• _Document text_
★ ★ ★ ★ ★ ★ ★
THERE’S A STORM COMING

1 “It’s the twisted cousin of the Stephen King novella and 2007 movie,” says Christian Torpe, executive producer of Spike’s The Mist. The small-screen adaptation finds a quaint town under siege from a sinister fog harbouring predatory creatures. Torpe notes the core of the story remains the same in every incarnatio­n, but considerin­g the novella clocks in at 200 pages and unfolds in a supermarke­t, it needed to be fleshed out for an ongoing TV series. “We expanded with several little groups all over town,” Torpe tells Red Alert. “Some people are trapped at the mall. Some people are travelling through the mist, trying to get from one location to another. We have others at a church. At one point, the stories dovetail.”
★ ★ ★ ★ ★ ★ ★
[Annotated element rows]
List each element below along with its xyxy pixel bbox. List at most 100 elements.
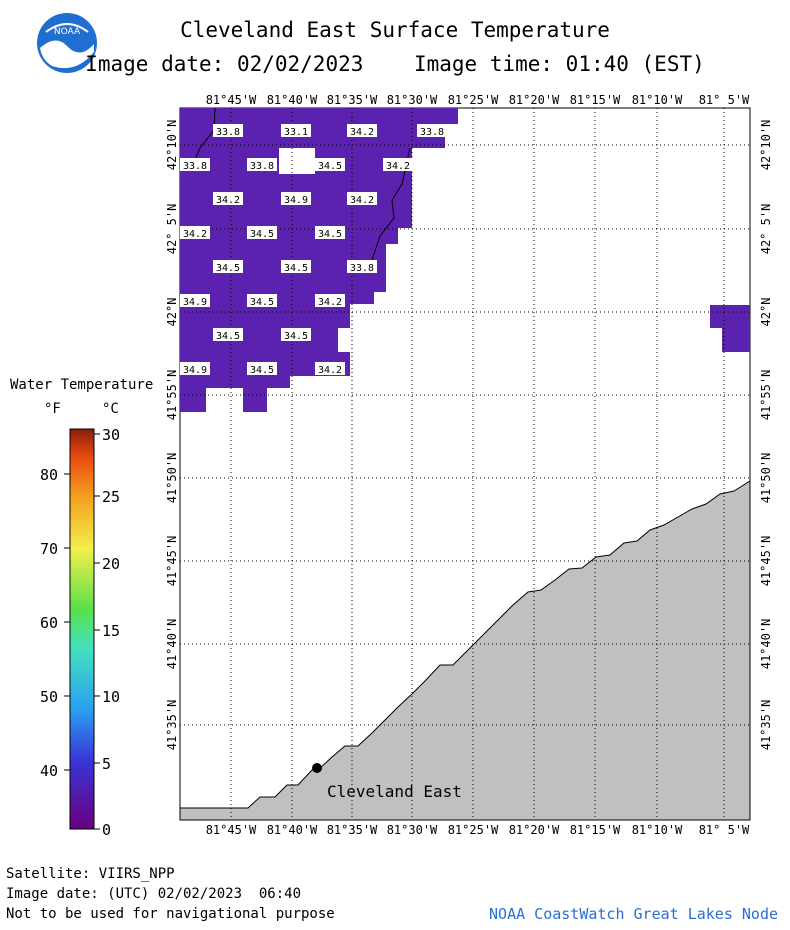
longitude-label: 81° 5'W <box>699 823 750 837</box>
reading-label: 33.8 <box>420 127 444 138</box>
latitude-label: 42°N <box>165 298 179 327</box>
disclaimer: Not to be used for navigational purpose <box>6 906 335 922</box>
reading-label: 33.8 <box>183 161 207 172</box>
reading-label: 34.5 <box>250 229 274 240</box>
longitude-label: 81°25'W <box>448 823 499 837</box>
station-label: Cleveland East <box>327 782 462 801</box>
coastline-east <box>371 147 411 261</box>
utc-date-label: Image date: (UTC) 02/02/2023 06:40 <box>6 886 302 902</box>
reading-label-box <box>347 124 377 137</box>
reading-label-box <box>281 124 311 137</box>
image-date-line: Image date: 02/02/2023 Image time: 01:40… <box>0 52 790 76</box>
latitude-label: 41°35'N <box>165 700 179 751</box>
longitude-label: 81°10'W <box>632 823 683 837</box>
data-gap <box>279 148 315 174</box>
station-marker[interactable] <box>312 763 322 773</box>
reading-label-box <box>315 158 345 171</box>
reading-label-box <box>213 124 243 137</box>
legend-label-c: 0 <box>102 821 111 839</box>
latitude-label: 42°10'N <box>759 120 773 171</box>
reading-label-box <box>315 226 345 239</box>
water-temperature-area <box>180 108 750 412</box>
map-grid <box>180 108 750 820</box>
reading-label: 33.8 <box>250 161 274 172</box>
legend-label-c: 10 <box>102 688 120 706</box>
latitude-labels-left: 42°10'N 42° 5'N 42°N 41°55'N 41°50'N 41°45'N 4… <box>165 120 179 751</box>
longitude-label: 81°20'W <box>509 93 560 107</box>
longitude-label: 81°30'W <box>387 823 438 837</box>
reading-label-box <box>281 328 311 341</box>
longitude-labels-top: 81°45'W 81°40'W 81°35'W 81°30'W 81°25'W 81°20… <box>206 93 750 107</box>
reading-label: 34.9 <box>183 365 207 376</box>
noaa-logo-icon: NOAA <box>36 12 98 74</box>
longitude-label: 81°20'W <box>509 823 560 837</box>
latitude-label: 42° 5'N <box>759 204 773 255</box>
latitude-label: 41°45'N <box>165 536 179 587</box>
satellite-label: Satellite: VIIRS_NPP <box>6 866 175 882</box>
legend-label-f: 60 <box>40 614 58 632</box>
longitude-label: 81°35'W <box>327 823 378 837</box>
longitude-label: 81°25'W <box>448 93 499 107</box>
★ ★ ★ ★ ★ ★ ★
• _Problem details_
Using the passage about the TV series The Mist, decide whether each statement agrees with it, answering yes or no and quoting the words that decide it. 1. The novella runs to about 200 pages. 2. In the series, every character is trapped in a single store. 3. Some of the series' characters are at a church.

• _The reply_
1. Yes: "the novella clocks in at 200 pages"
2. No: "We expanded with several little groups all over town"
3. Yes: "We have others at a church."